### STATED PROBLEM
Find the lines containing the word "Tender" and copy every one of them.

--- RECORDS FOR THIS EXERCISE ---

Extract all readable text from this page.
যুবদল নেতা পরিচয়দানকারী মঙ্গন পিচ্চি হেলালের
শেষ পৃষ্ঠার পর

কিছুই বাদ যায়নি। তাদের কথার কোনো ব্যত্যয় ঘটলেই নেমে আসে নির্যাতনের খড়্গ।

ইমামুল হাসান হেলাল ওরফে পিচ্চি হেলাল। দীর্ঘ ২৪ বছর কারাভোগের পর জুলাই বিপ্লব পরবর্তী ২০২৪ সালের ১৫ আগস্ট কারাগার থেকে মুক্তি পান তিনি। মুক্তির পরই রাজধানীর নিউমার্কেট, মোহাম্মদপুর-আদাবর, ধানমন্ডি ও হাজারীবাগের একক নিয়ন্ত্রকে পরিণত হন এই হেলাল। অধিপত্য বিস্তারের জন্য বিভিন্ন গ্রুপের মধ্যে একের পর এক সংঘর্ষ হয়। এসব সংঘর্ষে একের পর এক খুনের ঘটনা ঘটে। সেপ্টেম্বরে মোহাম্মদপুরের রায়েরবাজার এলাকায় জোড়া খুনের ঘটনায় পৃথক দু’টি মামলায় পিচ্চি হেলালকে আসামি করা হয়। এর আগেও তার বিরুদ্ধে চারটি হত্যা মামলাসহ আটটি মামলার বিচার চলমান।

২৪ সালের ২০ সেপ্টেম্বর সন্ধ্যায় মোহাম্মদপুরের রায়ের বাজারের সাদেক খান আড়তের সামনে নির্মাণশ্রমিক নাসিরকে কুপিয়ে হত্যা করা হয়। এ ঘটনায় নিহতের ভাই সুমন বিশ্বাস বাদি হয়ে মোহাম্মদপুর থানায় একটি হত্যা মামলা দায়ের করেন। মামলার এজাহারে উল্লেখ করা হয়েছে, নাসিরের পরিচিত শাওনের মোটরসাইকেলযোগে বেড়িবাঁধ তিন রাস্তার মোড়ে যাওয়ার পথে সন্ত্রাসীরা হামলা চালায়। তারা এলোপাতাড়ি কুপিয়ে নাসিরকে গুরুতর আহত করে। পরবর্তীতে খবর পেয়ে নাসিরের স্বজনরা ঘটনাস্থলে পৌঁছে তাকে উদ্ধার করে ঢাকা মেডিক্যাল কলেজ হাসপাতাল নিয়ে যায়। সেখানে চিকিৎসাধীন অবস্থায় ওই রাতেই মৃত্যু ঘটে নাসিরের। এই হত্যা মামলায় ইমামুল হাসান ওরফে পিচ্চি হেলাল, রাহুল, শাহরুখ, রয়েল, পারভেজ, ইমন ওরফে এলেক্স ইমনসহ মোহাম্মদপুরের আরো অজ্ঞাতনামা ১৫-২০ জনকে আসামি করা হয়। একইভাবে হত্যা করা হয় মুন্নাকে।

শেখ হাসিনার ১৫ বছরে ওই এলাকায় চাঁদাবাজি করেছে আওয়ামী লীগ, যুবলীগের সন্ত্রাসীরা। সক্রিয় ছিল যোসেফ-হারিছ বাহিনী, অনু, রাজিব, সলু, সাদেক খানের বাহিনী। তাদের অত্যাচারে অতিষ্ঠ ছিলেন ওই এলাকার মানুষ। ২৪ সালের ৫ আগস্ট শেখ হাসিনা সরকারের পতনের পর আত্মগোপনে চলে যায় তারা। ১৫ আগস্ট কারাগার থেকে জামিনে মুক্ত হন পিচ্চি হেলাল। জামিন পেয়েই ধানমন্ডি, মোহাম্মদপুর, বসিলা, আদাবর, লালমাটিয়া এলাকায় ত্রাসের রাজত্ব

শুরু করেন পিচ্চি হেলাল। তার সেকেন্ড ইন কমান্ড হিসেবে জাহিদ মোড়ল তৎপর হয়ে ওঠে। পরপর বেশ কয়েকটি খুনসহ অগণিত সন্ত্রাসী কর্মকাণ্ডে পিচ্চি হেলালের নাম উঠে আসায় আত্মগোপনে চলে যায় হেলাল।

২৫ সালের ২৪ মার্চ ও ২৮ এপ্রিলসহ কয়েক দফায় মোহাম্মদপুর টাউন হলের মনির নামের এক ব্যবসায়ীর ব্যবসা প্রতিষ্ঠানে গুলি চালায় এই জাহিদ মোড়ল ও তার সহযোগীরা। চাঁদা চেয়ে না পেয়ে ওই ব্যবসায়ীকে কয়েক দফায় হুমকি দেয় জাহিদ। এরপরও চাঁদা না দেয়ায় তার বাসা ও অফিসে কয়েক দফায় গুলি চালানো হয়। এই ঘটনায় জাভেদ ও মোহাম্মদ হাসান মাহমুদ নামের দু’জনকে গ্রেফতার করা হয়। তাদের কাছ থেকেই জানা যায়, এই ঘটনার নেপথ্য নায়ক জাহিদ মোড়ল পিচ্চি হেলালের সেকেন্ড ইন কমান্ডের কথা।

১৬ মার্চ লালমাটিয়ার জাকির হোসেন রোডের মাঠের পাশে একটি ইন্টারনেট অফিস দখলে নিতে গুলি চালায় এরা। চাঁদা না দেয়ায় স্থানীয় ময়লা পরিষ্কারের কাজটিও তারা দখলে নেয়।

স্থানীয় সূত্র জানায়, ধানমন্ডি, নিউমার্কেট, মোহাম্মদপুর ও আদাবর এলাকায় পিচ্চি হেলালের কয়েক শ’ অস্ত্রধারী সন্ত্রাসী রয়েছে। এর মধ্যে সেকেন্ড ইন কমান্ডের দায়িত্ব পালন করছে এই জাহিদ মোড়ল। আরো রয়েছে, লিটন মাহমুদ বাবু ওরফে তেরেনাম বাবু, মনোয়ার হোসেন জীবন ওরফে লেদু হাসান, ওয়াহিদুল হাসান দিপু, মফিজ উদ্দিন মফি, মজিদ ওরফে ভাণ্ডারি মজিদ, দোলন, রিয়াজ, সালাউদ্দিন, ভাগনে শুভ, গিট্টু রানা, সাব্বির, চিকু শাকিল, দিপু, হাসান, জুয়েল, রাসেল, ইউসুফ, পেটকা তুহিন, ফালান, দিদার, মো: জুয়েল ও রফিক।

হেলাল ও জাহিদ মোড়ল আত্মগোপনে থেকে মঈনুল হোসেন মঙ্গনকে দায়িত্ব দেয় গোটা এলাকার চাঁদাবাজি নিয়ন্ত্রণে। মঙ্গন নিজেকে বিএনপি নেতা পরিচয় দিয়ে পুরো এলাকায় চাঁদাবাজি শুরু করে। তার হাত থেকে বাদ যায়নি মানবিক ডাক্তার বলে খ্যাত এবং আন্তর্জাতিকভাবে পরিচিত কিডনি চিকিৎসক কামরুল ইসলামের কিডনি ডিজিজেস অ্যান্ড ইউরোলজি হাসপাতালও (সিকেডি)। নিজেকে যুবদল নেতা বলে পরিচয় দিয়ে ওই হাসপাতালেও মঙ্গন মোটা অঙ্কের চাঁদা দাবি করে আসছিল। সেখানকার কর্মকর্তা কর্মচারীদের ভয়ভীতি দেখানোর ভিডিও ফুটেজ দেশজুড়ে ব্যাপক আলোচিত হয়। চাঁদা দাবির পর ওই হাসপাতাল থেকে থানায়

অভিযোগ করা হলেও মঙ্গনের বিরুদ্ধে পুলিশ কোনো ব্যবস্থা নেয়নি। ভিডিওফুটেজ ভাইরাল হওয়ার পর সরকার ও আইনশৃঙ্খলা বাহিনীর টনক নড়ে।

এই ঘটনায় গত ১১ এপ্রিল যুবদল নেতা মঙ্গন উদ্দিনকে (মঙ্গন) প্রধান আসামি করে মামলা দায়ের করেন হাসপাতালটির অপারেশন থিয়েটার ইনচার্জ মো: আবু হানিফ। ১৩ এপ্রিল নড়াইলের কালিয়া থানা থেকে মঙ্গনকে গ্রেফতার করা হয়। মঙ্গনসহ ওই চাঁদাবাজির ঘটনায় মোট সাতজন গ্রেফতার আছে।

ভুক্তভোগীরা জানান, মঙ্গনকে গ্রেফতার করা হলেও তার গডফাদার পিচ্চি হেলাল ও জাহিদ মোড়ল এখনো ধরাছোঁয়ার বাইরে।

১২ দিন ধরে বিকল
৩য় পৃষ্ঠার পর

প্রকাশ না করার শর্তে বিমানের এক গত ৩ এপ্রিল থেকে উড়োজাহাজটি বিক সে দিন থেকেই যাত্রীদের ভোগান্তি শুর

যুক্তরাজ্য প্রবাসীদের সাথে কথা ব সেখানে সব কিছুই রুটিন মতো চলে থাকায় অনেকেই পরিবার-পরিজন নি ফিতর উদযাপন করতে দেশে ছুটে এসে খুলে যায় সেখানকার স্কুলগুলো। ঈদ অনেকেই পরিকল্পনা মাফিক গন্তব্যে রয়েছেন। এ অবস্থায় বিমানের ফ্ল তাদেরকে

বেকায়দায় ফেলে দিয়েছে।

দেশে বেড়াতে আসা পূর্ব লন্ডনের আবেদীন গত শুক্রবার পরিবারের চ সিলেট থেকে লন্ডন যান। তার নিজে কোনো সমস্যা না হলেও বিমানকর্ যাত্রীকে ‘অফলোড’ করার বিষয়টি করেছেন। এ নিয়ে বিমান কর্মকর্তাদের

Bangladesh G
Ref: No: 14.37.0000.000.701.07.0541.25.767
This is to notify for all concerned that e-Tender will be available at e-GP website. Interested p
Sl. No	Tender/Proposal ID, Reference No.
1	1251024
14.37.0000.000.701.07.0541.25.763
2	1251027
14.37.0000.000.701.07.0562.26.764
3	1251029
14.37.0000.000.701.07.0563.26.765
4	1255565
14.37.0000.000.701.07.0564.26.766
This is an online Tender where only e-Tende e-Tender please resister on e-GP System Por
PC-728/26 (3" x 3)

---

### OUTPUT OF THE TASK
This is to notify for all concerned that e-Tender will be available at e-GP website. Interested p
Sl. No	Tender/Proposal ID, Reference No.
This is an online Tender where only e-Tende e-Tender please resister on e-GP System Por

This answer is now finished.